[TASK DETAILS]:
In the entries below, find every line with "Earnings" and copy it.

[Extracts from a graphics dataset]

=-=-=-=-=

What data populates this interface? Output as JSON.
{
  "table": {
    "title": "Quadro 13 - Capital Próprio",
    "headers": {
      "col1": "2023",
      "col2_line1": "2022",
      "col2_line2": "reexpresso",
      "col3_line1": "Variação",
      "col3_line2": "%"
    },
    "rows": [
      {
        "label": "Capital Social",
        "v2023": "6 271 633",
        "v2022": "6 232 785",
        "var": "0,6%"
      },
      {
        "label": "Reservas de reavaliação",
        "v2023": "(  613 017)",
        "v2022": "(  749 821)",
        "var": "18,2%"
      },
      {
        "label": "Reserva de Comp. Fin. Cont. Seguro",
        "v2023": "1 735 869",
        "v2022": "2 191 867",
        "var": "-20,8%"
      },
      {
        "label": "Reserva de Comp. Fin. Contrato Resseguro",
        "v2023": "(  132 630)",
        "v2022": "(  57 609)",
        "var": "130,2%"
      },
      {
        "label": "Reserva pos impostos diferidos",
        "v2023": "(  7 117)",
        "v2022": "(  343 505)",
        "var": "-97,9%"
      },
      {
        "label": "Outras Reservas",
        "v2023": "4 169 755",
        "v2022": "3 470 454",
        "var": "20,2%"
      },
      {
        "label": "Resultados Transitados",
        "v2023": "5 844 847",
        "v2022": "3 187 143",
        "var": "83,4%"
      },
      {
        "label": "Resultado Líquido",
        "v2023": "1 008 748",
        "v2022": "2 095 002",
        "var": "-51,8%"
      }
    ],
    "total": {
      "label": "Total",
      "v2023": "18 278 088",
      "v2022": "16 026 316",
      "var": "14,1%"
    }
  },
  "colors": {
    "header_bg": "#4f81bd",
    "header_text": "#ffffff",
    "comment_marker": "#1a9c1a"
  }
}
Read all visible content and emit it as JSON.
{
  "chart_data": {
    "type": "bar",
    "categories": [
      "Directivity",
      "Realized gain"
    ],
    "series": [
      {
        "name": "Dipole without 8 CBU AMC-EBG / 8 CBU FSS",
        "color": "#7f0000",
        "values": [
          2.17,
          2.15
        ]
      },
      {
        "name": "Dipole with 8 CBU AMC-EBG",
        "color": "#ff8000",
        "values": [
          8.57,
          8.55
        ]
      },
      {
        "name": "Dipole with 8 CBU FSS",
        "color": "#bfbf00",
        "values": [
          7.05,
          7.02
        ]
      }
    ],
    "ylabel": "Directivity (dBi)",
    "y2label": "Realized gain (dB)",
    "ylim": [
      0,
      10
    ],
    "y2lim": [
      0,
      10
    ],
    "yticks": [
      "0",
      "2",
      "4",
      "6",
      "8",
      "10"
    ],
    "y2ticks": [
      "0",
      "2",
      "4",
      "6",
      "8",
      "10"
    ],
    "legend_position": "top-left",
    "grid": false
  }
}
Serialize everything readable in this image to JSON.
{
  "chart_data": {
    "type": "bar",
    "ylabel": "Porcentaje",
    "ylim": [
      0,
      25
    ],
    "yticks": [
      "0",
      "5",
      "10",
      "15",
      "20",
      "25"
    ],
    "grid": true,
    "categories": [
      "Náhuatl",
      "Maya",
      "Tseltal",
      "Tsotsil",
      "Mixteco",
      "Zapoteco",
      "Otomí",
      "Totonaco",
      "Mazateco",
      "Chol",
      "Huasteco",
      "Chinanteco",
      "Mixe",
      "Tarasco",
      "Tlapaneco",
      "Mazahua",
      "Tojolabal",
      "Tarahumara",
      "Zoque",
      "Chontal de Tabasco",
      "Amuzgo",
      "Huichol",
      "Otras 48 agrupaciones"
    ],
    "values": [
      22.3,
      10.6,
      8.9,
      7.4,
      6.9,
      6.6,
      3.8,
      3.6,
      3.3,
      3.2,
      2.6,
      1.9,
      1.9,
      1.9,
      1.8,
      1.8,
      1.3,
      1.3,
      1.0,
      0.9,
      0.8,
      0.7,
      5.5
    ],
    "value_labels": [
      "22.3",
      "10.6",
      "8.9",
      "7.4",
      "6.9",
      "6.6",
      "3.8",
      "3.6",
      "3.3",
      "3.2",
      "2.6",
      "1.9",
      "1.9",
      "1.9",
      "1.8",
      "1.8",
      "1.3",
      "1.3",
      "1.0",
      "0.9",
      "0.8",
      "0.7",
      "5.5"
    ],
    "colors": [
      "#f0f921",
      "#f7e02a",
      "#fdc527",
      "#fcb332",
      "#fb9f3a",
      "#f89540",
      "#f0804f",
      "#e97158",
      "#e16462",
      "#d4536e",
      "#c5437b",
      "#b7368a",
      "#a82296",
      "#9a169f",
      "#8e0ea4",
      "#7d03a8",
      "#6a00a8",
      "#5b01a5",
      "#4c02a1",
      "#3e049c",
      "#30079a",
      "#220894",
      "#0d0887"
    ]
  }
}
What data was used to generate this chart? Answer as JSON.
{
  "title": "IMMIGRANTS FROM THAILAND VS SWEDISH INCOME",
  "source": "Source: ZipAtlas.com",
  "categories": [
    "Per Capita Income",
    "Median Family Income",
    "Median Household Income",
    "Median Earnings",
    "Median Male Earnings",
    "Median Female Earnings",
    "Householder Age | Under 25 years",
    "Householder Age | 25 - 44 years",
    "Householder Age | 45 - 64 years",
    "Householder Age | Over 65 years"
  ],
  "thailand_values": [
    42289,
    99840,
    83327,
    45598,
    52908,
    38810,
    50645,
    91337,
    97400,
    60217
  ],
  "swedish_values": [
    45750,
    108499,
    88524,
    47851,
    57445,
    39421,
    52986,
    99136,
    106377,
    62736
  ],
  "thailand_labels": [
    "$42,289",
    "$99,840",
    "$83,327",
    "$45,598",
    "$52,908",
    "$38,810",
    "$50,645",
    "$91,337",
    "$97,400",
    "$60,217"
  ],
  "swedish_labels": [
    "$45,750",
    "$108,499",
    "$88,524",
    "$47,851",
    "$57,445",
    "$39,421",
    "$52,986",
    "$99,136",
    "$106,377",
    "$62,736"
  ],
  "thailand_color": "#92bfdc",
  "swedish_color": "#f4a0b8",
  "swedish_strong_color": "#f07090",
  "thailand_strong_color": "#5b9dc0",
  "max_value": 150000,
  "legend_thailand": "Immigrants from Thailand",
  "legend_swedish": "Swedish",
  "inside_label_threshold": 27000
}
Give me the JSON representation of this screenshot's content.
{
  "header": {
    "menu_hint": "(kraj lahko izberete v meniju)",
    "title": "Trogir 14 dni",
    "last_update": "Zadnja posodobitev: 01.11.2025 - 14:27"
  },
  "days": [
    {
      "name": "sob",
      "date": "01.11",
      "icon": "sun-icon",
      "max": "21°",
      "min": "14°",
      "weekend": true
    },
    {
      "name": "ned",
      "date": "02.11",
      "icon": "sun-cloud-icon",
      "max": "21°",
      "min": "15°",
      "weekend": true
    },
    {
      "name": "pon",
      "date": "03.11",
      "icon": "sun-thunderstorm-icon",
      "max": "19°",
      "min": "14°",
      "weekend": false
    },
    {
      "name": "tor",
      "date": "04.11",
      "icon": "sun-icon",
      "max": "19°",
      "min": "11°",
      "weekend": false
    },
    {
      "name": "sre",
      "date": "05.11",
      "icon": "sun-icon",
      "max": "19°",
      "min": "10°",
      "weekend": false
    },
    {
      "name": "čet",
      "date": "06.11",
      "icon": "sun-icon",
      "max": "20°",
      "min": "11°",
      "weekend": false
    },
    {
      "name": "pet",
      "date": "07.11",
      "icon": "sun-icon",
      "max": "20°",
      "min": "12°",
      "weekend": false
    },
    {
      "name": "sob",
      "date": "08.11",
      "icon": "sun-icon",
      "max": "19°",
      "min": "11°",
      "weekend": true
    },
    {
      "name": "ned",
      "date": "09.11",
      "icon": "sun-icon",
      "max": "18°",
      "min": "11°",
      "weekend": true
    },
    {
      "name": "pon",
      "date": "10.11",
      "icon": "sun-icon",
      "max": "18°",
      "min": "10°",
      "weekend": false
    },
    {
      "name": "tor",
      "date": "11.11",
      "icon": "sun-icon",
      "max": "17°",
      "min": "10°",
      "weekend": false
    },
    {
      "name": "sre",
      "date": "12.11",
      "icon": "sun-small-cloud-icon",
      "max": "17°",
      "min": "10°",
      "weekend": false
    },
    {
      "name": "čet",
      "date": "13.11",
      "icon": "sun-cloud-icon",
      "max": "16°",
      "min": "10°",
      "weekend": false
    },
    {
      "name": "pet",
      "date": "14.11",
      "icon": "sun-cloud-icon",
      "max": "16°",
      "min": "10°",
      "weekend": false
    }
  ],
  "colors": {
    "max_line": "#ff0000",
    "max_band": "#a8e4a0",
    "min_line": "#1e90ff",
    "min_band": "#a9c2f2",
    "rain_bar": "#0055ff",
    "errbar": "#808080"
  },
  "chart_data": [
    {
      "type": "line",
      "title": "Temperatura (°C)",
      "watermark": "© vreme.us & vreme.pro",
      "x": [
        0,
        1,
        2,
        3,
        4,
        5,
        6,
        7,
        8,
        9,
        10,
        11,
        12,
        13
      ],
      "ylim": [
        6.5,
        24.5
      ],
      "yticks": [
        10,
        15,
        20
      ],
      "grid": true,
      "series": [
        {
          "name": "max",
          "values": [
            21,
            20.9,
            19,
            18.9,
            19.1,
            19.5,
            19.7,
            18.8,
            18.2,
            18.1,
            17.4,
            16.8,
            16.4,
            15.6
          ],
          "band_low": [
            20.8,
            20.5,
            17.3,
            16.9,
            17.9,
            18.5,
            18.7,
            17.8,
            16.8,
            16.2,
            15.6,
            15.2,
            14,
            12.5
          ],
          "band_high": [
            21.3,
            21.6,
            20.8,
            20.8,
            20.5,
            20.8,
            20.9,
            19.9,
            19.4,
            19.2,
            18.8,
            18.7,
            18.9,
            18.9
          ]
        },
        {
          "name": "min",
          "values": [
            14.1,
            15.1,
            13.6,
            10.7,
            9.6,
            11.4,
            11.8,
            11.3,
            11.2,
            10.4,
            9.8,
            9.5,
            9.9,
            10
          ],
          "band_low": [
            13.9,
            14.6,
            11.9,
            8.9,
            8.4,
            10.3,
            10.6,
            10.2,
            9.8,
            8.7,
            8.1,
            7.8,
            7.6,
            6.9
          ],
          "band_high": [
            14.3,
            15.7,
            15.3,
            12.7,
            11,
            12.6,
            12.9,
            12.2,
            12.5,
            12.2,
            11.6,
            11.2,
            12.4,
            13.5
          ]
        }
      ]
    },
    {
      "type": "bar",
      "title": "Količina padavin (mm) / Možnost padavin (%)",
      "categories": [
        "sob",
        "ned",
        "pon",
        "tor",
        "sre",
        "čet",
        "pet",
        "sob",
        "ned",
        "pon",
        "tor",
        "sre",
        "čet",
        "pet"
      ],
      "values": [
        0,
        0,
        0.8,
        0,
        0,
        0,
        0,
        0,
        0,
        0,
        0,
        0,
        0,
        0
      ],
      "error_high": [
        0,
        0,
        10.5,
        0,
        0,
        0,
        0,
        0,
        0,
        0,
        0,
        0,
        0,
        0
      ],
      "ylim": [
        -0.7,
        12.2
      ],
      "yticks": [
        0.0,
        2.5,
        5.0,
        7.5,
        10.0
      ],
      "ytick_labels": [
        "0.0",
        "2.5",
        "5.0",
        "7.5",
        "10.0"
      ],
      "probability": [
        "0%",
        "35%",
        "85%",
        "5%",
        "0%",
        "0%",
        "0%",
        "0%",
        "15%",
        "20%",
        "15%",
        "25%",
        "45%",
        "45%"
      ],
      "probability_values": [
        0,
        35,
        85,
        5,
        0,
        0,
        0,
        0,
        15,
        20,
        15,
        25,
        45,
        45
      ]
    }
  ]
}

=-=-=-=-=

[COMPLETE RESPONSE]:
    "Median Earnings",
    "Median Male Earnings",
    "Median Female Earnings",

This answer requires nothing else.